What you need to do: Write out every line below that includes the word "title".

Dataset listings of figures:
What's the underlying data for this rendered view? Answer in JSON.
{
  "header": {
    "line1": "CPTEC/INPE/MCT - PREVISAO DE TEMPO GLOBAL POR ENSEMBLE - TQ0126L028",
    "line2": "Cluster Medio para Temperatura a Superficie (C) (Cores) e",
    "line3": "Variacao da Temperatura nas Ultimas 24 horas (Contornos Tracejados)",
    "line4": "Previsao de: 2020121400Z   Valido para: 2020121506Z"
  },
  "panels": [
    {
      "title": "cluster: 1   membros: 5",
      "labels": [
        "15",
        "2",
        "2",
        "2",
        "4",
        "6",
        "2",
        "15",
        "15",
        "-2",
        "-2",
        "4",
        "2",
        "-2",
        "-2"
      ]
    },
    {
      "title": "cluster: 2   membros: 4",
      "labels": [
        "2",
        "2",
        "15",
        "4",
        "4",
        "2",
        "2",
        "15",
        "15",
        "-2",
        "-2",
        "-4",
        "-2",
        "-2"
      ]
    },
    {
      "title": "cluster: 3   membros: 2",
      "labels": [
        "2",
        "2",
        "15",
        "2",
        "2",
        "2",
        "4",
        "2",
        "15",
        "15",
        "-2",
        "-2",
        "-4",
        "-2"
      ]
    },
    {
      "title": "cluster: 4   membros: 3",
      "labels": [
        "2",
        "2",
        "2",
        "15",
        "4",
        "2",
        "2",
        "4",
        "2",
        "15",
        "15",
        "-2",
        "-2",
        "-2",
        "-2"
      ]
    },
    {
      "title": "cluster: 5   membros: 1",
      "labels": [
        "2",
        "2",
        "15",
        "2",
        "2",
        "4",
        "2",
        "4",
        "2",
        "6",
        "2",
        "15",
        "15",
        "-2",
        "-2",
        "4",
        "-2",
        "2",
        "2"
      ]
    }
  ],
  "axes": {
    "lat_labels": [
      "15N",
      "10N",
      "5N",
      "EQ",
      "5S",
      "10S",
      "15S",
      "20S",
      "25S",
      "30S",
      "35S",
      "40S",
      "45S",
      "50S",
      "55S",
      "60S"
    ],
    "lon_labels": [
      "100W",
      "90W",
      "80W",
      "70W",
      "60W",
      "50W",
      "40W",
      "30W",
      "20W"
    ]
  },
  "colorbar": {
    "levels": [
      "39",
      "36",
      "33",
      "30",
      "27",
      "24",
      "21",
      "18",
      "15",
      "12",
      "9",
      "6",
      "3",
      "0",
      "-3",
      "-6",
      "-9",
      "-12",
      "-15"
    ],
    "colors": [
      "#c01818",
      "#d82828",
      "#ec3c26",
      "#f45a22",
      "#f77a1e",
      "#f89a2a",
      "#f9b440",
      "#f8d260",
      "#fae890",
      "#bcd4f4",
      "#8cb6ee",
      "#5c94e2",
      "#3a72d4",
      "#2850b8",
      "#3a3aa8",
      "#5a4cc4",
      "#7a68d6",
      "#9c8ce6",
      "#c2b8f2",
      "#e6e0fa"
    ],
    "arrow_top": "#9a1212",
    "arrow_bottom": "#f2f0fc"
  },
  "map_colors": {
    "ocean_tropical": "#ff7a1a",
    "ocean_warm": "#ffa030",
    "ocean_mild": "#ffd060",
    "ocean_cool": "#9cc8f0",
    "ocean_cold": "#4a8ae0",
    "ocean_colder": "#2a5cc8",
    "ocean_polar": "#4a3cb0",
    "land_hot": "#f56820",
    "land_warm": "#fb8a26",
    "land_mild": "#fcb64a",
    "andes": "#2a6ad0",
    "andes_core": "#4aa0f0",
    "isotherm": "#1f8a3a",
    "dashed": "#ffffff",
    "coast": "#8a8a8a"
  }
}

Answer below:
      "title": "cluster: 1   membros: 5",
      "title": "cluster: 2   membros: 4",
      "title": "cluster: 3   membros: 2",
      "title": "cluster: 4   membros: 3",
      "title": "cluster: 5   membros: 1",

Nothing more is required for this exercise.